Select every line below containing the word "solid".

☆ ☆ ☆ ☆

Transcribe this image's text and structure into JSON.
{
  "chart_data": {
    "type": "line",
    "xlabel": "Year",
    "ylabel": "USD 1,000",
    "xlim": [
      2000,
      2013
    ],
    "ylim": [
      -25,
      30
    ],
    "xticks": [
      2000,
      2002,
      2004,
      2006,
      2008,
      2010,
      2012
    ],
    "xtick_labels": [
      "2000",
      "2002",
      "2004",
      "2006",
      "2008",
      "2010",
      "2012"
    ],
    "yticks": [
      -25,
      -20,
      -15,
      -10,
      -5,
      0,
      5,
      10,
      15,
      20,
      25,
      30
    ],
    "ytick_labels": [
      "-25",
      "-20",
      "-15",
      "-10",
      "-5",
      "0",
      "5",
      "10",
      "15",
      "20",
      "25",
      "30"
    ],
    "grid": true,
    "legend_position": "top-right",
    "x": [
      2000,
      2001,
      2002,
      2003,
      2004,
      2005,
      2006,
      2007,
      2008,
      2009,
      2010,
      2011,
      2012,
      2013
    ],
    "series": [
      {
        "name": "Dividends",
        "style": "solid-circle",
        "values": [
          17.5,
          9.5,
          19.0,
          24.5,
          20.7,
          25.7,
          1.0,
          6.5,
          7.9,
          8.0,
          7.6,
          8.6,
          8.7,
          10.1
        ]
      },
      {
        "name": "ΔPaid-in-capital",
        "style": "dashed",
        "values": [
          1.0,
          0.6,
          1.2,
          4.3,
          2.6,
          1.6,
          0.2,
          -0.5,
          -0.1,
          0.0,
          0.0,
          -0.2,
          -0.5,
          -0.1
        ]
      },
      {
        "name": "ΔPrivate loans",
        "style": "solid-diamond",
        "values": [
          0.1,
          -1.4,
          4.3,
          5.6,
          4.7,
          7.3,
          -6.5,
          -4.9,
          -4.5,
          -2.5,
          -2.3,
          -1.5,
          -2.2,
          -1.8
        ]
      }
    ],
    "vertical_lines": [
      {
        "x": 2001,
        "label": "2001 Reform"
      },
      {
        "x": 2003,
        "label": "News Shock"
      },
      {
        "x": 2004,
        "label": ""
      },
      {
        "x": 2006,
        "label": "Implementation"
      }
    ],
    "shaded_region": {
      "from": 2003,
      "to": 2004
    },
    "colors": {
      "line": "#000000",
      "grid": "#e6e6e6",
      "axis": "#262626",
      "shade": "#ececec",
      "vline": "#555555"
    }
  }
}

☆ ☆ ☆ ☆

Solution to the exercise -
        "style": "solid-circle",
        "style": "solid-diamond",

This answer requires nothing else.